Extracted records:
------

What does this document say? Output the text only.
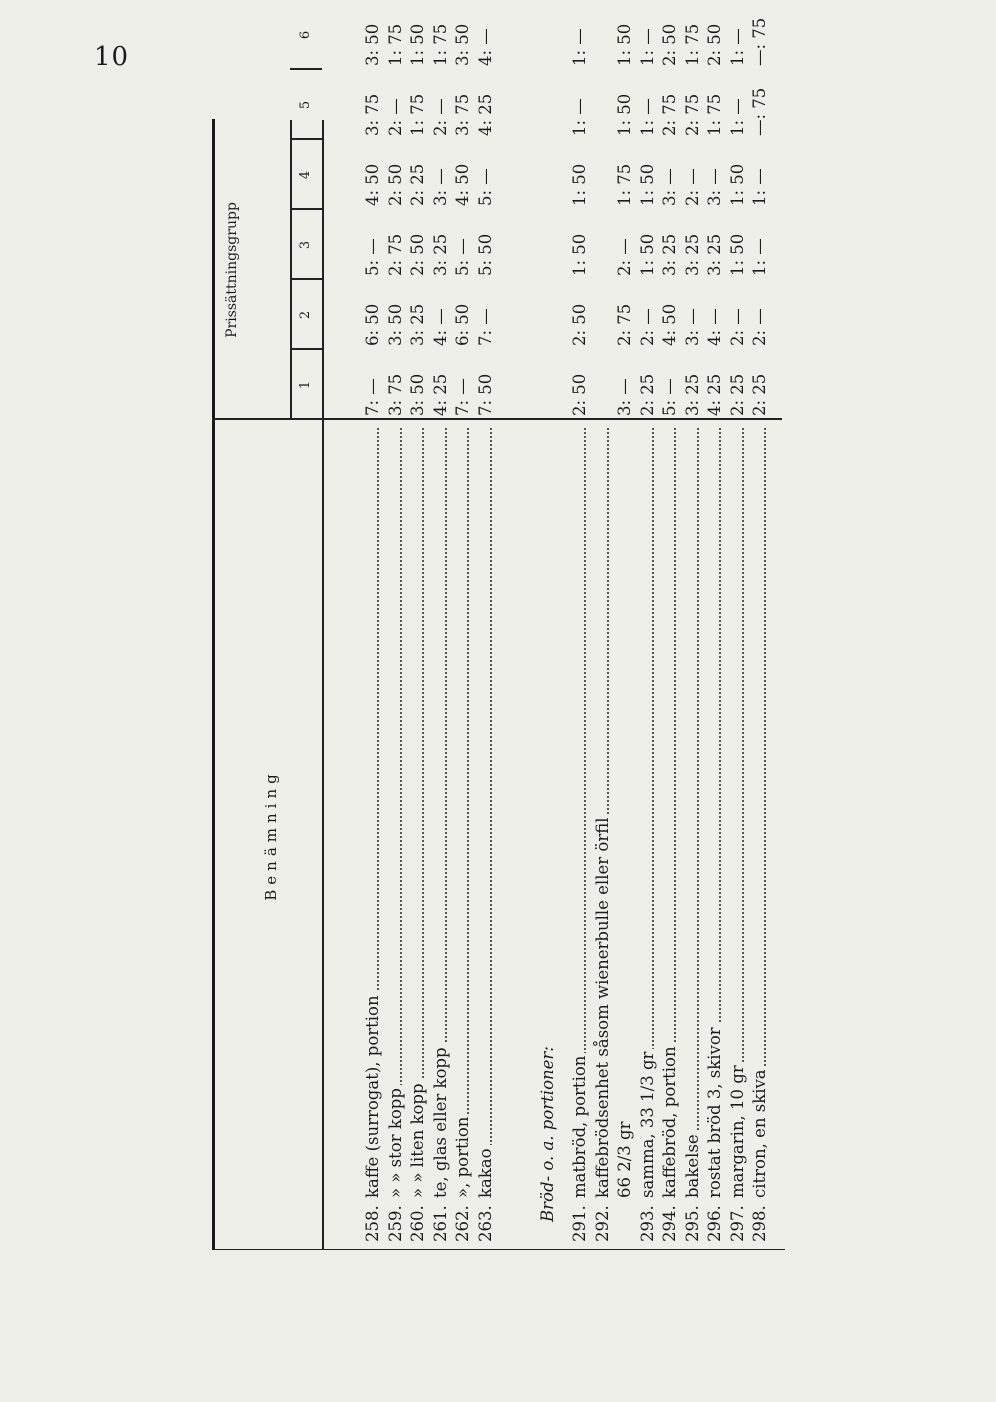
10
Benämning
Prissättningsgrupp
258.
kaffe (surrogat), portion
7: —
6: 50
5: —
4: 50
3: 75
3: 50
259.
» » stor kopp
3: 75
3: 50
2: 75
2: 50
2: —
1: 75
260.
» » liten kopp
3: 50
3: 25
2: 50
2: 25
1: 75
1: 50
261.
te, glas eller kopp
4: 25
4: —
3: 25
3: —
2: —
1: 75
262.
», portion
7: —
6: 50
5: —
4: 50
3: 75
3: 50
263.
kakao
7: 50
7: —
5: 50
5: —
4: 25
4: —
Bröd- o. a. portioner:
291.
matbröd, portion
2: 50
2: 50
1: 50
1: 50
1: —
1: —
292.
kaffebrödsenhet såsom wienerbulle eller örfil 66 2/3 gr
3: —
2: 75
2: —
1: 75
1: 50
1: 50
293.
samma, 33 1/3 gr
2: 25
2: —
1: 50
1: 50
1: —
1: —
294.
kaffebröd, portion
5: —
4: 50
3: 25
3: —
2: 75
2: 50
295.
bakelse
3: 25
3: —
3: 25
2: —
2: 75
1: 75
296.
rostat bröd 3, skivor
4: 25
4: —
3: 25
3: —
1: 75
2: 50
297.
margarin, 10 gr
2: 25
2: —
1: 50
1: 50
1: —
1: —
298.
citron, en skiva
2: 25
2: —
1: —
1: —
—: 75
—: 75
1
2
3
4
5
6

------

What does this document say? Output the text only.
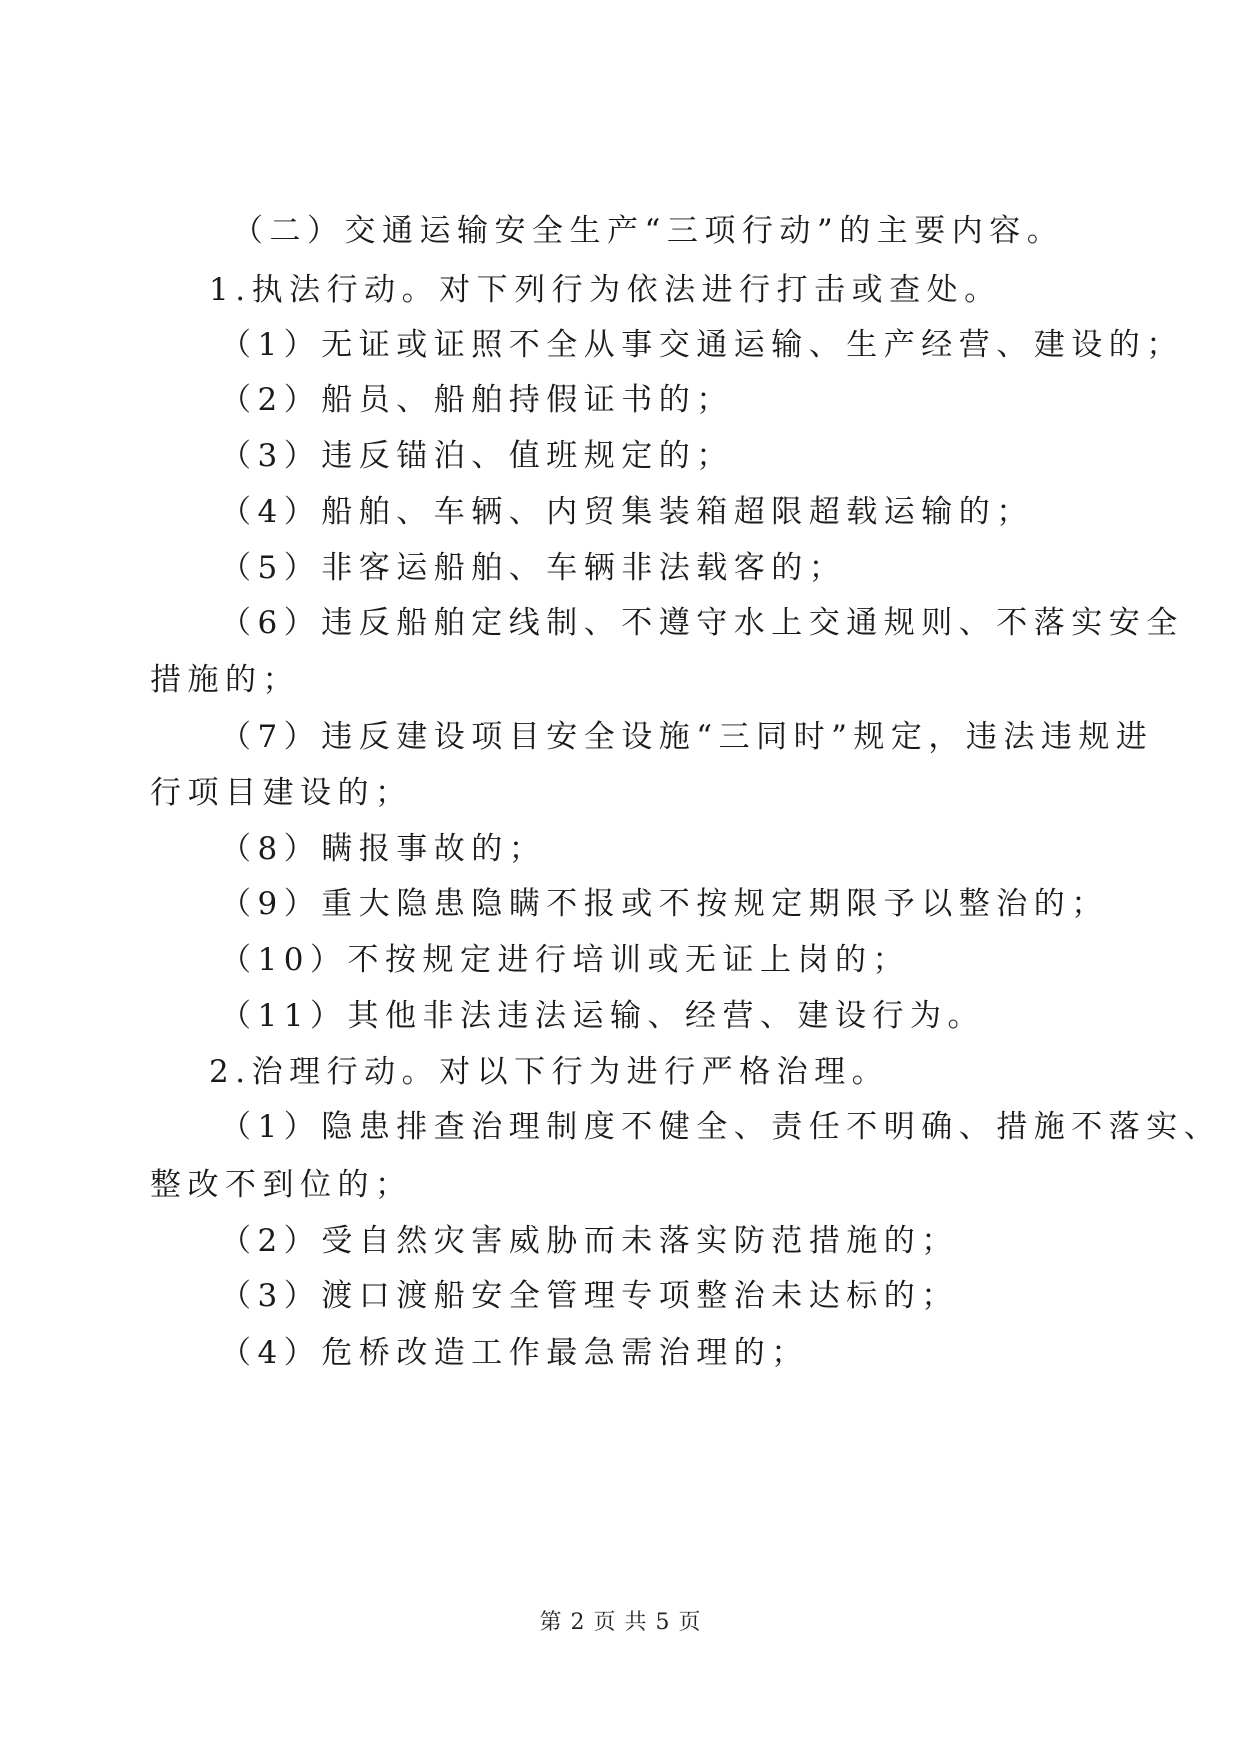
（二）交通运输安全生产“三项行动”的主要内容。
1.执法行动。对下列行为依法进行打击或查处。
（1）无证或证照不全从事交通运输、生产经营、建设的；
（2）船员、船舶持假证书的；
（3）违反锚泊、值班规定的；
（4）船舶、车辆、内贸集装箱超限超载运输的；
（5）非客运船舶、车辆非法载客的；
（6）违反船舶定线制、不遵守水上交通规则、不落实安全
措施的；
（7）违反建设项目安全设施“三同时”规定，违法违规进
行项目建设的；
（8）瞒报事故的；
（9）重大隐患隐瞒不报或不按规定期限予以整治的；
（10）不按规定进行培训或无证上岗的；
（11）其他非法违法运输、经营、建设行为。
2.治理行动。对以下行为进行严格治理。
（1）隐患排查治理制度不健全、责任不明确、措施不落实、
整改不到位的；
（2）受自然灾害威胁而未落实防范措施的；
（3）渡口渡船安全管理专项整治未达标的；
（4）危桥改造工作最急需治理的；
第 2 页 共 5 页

------

SET TASK: Identify and copy the lines holding the word "kopp".

FULL SOLUTION:
» » stor kopp
» » liten kopp
te, glas eller kopp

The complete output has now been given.